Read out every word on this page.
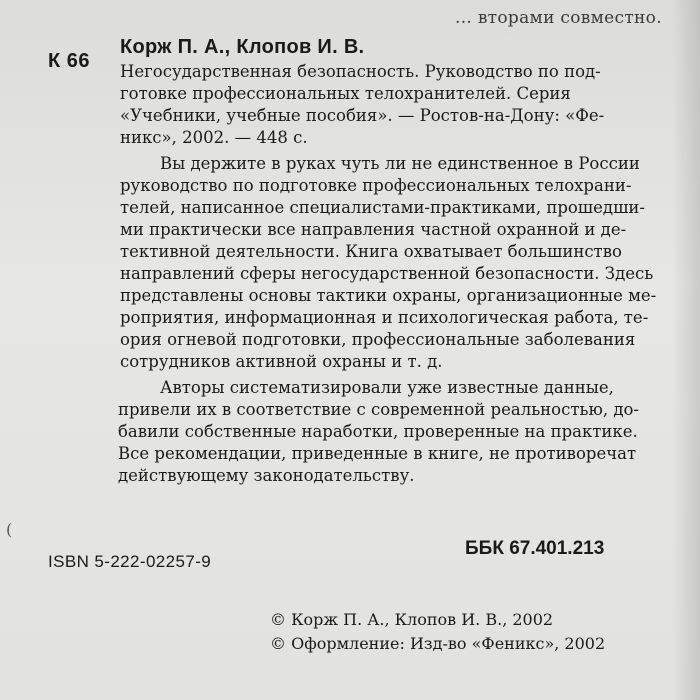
... вторами совместно.
К 66
Корж П. А., Клопов И. В.
Негосударственная безопасность. Руководство по под-
готовке профессиональных телохранителей. Серия
«Учебники, учебные пособия». — Ростов-на-Дону: «Фе-
никс», 2002. — 448 с.
Вы держите в руках чуть ли не единственное в России
руководство по подготовке профессиональных телохрани-
телей, написанное специалистами-практиками, прошедши-
ми практически все направления частной охранной и де-
тективной деятельности. Книга охватывает большинство
направлений сферы негосударственной безопасности. Здесь
представлены основы тактики охраны, организационные ме-
роприятия, информационная и психологическая работа, те-
ория огневой подготовки, профессиональные заболевания
сотрудников активной охраны и т. д.
Авторы систематизировали уже известные данные,
привели их в соответствие с современной реальностью, до-
бавили собственные наработки, проверенные на практике.
Все рекомендации, приведенные в книге, не противоречат
действующему законодательству.
(
ББК 67.401.213
ISBN 5-222-02257-9
© Корж П. А., Клопов И. В., 2002
© Оформление: Изд-во «Феникс», 2002
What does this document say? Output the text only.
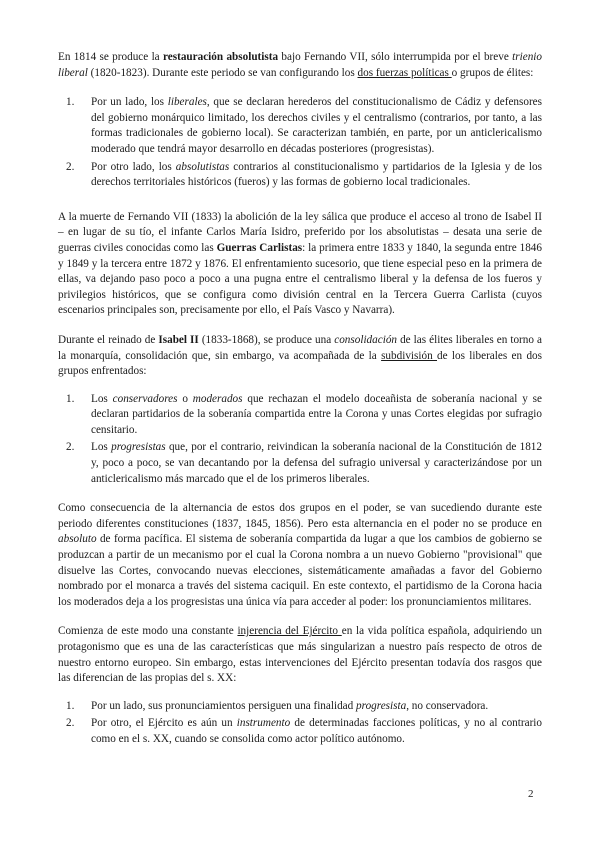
En 1814 se produce la restauración absolutista bajo Fernando VII, sólo interrumpida por el breve trienio liberal (1820-1823). Durante este periodo se van configurando los dos fuerzas políticas o grupos de élites:

1. Por un lado, los liberales, que se declaran herederos del constitucionalismo de Cádiz y defensores del gobierno monárquico limitado, los derechos civiles y el centralismo (contrarios, por tanto, a las formas tradicionales de gobierno local). Se caracterizan también, en parte, por un anticlericalismo moderado que tendrá mayor desarrollo en décadas posteriores (progresistas).
2. Por otro lado, los absolutistas contrarios al constitucionalismo y partidarios de la Iglesia y de los derechos territoriales históricos (fueros) y las formas de gobierno local tradicionales.

A la muerte de Fernando VII (1833) la abolición de la ley sálica que produce el acceso al trono de Isabel II – en lugar de su tío, el infante Carlos María Isidro, preferido por los absolutistas – desata una serie de guerras civiles conocidas como las Guerras Carlistas: la primera entre 1833 y 1840, la segunda entre 1846 y 1849 y la tercera entre 1872 y 1876. El enfrentamiento sucesorio, que tiene especial peso en la primera de ellas, va dejando paso poco a poco a una pugna entre el centralismo liberal y la defensa de los fueros y privilegios históricos, que se configura como división central en la Tercera Guerra Carlista (cuyos escenarios principales son, precisamente por ello, el País Vasco y Navarra).

Durante el reinado de Isabel II (1833-1868), se produce una consolidación de las élites liberales en torno a la monarquía, consolidación que, sin embargo, va acompañada de la subdivisión de los liberales en dos grupos enfrentados:

1. Los conservadores o moderados que rechazan el modelo doceañista de soberanía nacional y se declaran partidarios de la soberanía compartida entre la Corona y unas Cortes elegidas por sufragio censitario.
2. Los progresistas que, por el contrario, reivindican la soberanía nacional de la Constitución de 1812 y, poco a poco, se van decantando por la defensa del sufragio universal y caracterizándose por un anticlericalismo más marcado que el de los primeros liberales.

Como consecuencia de la alternancia de estos dos grupos en el poder, se van sucediendo durante este periodo diferentes constituciones (1837, 1845, 1856). Pero esta alternancia en el poder no se produce en absoluto de forma pacífica. El sistema de soberanía compartida da lugar a que los cambios de gobierno se produzcan a partir de un mecanismo por el cual la Corona nombra a un nuevo Gobierno "provisional" que disuelve las Cortes, convocando nuevas elecciones, sistemáticamente amañadas a favor del Gobierno nombrado por el monarca a través del sistema caciquil. En este contexto, el partidismo de la Corona hacia los moderados deja a los progresistas una única vía para acceder al poder: los pronunciamientos militares.

Comienza de este modo una constante injerencia del Ejército en la vida política española, adquiriendo un protagonismo que es una de las características que más singularizan a nuestro país respecto de otros de nuestro entorno europeo. Sin embargo, estas intervenciones del Ejército presentan todavía dos rasgos que las diferencian de las propias del s. XX:

1. Por un lado, sus pronunciamientos persiguen una finalidad progresista, no conservadora.
2. Por otro, el Ejército es aún un instrumento de determinadas facciones políticas, y no al contrario como en el s. XX, cuando se consolida como actor político autónomo.
2
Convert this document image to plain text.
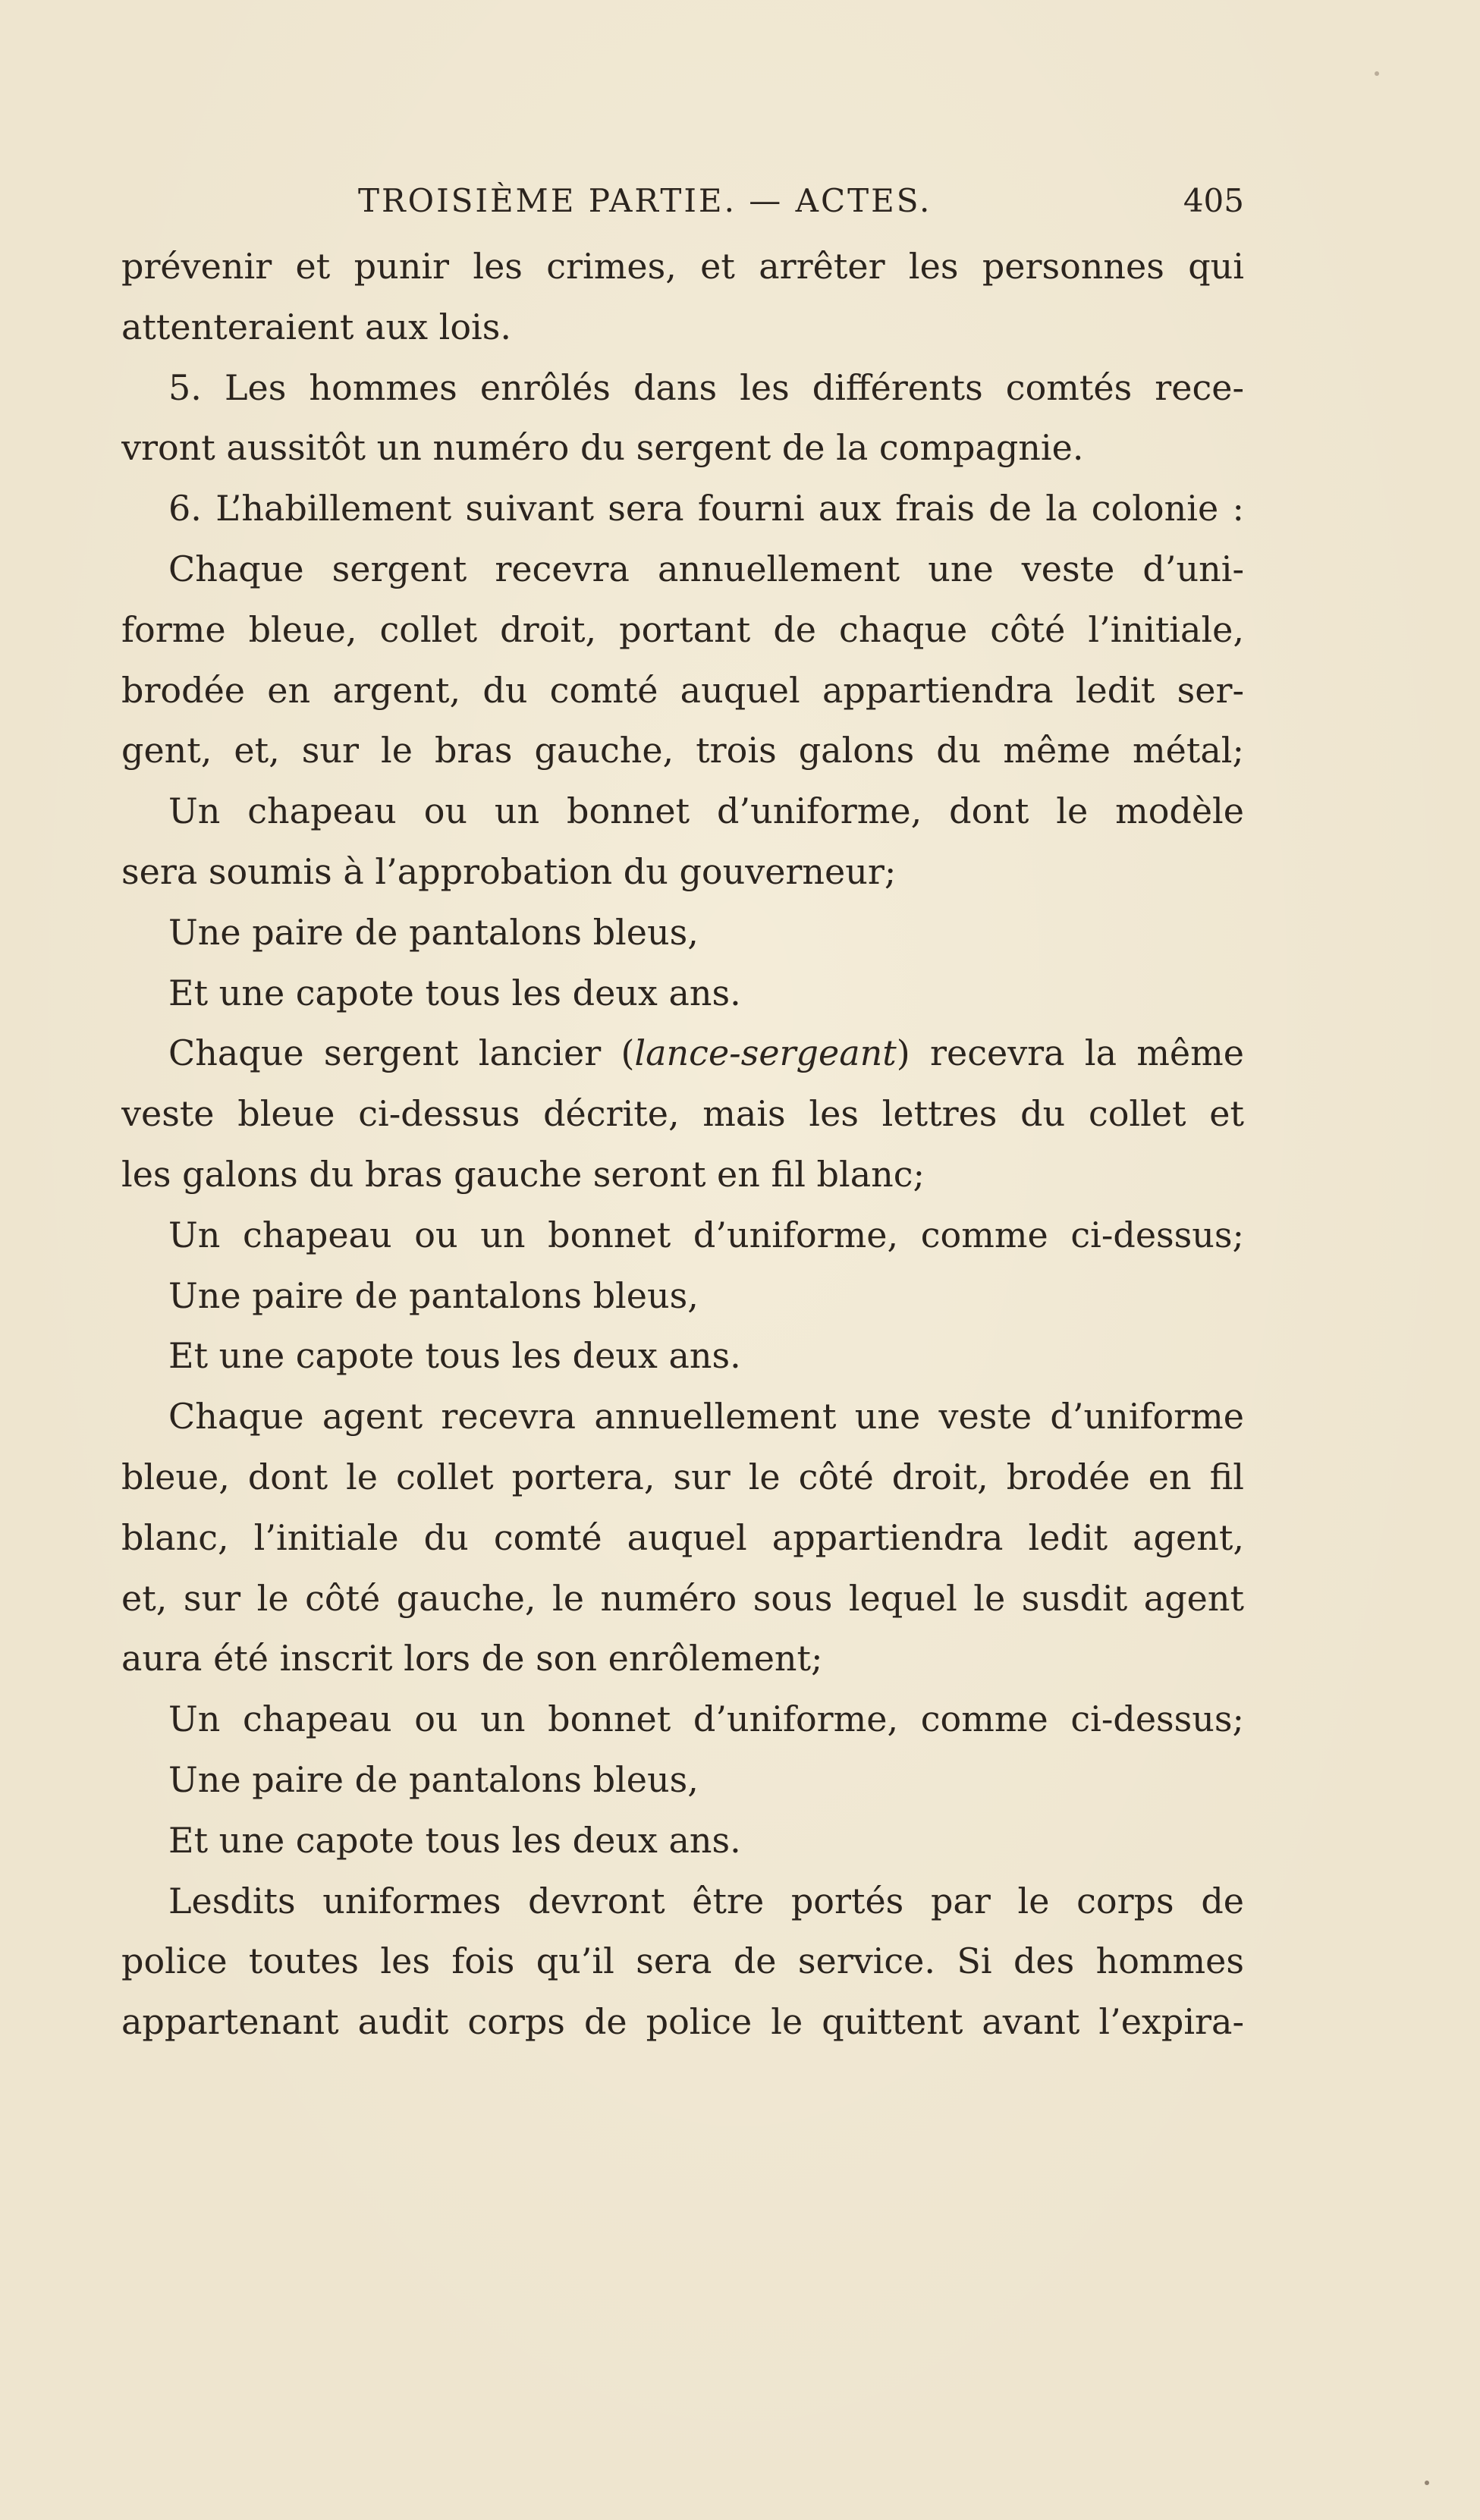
TROISIÈME PARTIE. — ACTES.	405
prévenir et punir les crimes, et arrêter les personnes qui
attenteraient aux lois.
5. Les hommes enrôlés dans les différents comtés rece-
vront aussitôt un numéro du sergent de la compagnie.
6. L’habillement suivant sera fourni aux frais de la colonie :
Chaque sergent recevra annuellement une veste d’uni-
forme bleue, collet droit, portant de chaque côté l’initiale,
brodée en argent, du comté auquel appartiendra ledit ser-
gent, et, sur le bras gauche, trois galons du même métal;
Un chapeau ou un bonnet d’uniforme, dont le modèle
sera soumis à l’approbation du gouverneur;
Une paire de pantalons bleus,
Et une capote tous les deux ans.
Chaque sergent lancier (lance-sergeant) recevra la même
veste bleue ci-dessus décrite, mais les lettres du collet et
les galons du bras gauche seront en fil blanc;
Un chapeau ou un bonnet d’uniforme, comme ci-dessus;
Une paire de pantalons bleus,
Et une capote tous les deux ans.
Chaque agent recevra annuellement une veste d’uniforme
bleue, dont le collet portera, sur le côté droit, brodée en fil
blanc, l’initiale du comté auquel appartiendra ledit agent,
et, sur le côté gauche, le numéro sous lequel le susdit agent
aura été inscrit lors de son enrôlement;
Un chapeau ou un bonnet d’uniforme, comme ci-dessus;
Une paire de pantalons bleus,
Et une capote tous les deux ans.
Lesdits uniformes devront être portés par le corps de
police toutes les fois qu’il sera de service. Si des hommes
appartenant audit corps de police le quittent avant l’expira-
* * * * * * *
Written task: Across the material above, how many lines include the string "this"? Only the number is wanted.

Written answer: 3